GIVEN EXERCISE: Your task is to filter the data below down to the lines holding "bilen".

>>>

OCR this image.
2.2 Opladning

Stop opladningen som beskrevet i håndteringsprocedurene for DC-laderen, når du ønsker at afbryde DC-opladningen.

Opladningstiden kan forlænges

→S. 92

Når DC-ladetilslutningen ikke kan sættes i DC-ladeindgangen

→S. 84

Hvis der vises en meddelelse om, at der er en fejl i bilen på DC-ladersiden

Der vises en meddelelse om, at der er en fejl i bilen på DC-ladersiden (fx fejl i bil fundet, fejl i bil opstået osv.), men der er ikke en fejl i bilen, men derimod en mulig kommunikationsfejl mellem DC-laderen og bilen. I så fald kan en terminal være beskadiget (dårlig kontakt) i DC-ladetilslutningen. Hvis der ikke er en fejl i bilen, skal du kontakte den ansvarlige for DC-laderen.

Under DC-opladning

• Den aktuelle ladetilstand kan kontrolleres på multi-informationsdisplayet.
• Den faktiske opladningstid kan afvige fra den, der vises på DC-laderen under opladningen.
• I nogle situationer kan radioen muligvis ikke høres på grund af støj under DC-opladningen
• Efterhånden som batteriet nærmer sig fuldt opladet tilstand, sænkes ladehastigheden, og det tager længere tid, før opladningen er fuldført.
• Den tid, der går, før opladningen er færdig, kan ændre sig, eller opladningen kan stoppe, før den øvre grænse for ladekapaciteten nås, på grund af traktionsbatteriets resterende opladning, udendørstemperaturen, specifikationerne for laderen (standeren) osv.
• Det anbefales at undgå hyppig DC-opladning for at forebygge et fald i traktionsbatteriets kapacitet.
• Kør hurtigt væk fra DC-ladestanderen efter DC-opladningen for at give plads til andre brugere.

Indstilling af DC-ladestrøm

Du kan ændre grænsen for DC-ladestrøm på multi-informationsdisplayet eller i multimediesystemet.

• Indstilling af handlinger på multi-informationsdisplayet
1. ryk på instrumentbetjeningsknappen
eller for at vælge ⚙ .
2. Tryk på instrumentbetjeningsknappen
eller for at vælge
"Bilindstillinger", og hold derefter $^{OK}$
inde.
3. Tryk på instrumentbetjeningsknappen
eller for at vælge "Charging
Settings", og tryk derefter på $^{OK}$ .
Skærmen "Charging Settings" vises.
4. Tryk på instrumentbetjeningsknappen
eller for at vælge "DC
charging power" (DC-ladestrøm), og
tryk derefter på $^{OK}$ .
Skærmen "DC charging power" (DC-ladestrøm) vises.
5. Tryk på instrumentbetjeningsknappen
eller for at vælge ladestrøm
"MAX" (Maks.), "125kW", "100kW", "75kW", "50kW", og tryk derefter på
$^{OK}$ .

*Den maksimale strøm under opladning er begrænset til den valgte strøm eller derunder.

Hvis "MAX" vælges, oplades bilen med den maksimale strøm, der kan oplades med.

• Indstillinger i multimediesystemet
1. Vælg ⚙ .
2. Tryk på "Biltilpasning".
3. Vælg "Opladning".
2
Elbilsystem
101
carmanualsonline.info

<<<

ANSWER TO THIS EXERCISE:
Hvis der vises en meddelelse om, at der er en fejl i bilen på DC-ladersiden
Der vises en meddelelse om, at der er en fejl i bilen på DC-ladersiden (fx fejl i bil fundet, fejl i bil opstået osv.), men der er ikke en fejl i bilen, men derimod en mulig kommunikationsfejl mellem DC-laderen og bilen. I så fald kan en terminal være beskadiget (dårlig kontakt) i DC-ladetilslutningen. Hvis der ikke er en fejl i bilen, skal du kontakte den ansvarlige for DC-laderen.
Hvis "MAX" vælges, oplades bilen med den maksimale strøm, der kan oplades med.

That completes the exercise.